** START **
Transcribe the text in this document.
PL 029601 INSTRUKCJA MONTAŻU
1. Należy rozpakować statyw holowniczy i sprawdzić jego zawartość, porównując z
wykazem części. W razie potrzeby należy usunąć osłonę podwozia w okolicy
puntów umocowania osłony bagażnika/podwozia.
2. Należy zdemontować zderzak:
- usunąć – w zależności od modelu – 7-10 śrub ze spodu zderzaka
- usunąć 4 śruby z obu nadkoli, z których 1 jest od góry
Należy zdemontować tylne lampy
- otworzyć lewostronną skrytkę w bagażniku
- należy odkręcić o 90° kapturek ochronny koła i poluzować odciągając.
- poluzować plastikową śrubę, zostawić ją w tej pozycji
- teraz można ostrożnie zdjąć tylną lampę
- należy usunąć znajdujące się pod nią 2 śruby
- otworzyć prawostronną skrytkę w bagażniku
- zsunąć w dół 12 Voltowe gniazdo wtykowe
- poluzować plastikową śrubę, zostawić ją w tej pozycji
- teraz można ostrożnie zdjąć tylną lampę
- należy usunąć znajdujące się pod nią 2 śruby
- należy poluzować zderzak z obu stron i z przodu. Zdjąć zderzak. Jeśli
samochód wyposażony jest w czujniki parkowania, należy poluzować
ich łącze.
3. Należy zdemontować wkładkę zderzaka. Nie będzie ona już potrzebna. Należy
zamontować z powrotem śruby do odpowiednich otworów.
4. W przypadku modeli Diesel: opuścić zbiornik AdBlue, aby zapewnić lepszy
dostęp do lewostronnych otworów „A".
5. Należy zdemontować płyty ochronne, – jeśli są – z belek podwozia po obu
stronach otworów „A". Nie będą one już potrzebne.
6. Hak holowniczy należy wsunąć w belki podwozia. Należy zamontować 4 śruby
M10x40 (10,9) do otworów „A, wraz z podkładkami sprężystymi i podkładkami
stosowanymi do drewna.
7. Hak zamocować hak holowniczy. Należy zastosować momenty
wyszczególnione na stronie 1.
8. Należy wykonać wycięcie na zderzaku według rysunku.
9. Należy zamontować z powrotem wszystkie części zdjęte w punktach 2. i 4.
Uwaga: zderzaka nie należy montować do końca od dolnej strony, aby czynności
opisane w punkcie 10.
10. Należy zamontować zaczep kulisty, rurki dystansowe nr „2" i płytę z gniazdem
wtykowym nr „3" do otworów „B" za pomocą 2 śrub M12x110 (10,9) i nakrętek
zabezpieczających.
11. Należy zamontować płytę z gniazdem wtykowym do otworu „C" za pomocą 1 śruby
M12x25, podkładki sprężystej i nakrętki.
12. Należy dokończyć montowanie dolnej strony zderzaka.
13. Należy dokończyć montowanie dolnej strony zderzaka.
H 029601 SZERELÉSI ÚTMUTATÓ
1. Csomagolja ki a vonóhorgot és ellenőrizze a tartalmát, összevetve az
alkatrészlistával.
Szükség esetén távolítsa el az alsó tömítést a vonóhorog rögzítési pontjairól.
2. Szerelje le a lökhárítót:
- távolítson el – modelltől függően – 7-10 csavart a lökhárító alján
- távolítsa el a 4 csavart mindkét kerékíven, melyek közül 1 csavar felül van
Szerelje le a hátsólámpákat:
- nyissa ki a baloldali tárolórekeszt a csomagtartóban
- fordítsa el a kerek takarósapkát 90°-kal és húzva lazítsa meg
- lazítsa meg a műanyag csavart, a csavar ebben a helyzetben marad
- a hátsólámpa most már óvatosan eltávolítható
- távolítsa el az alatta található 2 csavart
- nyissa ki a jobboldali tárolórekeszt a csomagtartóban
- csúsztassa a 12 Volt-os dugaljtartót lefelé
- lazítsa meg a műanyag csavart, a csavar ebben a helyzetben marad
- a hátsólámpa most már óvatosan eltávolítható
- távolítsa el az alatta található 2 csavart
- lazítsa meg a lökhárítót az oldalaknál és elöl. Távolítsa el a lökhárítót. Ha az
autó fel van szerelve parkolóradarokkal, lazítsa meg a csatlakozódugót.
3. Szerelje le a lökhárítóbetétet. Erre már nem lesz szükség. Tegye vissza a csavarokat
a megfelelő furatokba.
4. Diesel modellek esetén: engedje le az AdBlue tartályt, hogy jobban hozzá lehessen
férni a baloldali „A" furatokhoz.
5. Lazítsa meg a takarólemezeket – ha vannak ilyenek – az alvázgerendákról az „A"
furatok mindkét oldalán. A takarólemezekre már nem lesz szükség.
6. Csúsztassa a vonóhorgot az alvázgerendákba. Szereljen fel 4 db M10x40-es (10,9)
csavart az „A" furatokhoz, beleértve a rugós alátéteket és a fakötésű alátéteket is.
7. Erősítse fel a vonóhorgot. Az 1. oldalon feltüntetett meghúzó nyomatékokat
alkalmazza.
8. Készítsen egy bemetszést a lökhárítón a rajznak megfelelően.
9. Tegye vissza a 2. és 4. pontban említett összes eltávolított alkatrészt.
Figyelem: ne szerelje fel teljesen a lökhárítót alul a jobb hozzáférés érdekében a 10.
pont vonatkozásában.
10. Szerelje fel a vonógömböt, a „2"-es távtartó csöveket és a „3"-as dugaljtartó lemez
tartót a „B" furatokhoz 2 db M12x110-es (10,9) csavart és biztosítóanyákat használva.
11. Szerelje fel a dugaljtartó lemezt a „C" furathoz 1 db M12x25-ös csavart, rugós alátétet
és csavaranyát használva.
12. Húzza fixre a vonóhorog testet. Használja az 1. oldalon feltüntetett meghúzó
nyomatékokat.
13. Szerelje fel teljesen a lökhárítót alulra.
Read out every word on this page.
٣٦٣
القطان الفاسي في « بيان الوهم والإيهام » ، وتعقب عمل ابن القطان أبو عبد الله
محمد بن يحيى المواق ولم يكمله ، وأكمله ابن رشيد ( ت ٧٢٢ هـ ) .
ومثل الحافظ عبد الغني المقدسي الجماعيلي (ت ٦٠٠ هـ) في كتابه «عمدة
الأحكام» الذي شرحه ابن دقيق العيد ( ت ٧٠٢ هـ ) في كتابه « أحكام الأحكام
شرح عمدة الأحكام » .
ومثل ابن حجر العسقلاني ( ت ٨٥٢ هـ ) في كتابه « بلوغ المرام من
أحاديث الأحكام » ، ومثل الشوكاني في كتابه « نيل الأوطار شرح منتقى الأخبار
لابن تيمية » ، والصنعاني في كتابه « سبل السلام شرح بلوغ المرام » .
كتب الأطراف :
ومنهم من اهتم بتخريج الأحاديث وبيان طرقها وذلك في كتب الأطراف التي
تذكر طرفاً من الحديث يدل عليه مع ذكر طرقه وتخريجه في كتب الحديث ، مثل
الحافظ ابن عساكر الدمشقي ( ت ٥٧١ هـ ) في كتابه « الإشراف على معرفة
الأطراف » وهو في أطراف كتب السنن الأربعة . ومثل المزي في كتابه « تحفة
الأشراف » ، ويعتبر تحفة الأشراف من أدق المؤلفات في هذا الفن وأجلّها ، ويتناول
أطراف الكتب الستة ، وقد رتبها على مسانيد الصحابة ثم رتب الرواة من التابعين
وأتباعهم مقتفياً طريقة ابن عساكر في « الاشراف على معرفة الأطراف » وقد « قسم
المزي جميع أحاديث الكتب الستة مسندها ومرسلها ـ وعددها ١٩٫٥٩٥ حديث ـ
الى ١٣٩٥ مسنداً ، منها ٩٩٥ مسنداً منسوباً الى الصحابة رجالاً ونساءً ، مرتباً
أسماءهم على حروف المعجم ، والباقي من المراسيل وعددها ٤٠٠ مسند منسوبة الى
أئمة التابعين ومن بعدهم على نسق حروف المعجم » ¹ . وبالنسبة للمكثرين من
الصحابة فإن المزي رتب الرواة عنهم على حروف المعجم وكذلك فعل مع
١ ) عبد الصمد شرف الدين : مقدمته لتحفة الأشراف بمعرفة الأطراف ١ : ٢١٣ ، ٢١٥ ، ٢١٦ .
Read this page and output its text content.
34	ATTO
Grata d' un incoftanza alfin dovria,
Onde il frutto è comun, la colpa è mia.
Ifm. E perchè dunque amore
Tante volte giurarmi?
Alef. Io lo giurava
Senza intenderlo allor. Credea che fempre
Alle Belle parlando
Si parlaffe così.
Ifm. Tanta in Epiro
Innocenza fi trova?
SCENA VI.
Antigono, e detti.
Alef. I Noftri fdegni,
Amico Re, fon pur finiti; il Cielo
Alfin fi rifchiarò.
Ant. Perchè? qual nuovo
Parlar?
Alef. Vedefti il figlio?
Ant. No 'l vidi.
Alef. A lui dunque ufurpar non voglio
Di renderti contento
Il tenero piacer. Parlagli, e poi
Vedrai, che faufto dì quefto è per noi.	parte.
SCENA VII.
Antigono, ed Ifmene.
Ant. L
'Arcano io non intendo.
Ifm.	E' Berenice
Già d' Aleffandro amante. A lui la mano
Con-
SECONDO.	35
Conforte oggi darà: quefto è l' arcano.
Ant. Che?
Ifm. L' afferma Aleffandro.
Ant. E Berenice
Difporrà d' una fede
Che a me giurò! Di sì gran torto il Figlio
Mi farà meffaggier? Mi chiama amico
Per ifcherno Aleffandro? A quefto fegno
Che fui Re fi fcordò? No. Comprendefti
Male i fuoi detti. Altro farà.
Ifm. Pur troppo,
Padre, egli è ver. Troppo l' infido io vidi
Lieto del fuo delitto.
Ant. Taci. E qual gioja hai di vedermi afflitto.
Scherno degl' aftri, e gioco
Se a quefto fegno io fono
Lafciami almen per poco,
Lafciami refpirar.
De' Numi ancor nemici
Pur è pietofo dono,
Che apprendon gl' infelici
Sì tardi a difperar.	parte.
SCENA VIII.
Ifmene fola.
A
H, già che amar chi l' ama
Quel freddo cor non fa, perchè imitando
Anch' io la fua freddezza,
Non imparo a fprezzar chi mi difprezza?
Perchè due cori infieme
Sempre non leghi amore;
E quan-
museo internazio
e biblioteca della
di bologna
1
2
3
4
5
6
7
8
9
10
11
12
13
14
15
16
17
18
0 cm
** END **
Set problem
From the listing above, collect each line in which the string "meghúzó" appears.

Task output
7. Erősítse fel a vonóhorgot. Az 1. oldalon feltüntetett meghúzó nyomatékokat
12. Húzza fixre a vonóhorog testet. Használja az 1. oldalon feltüntetett meghúzó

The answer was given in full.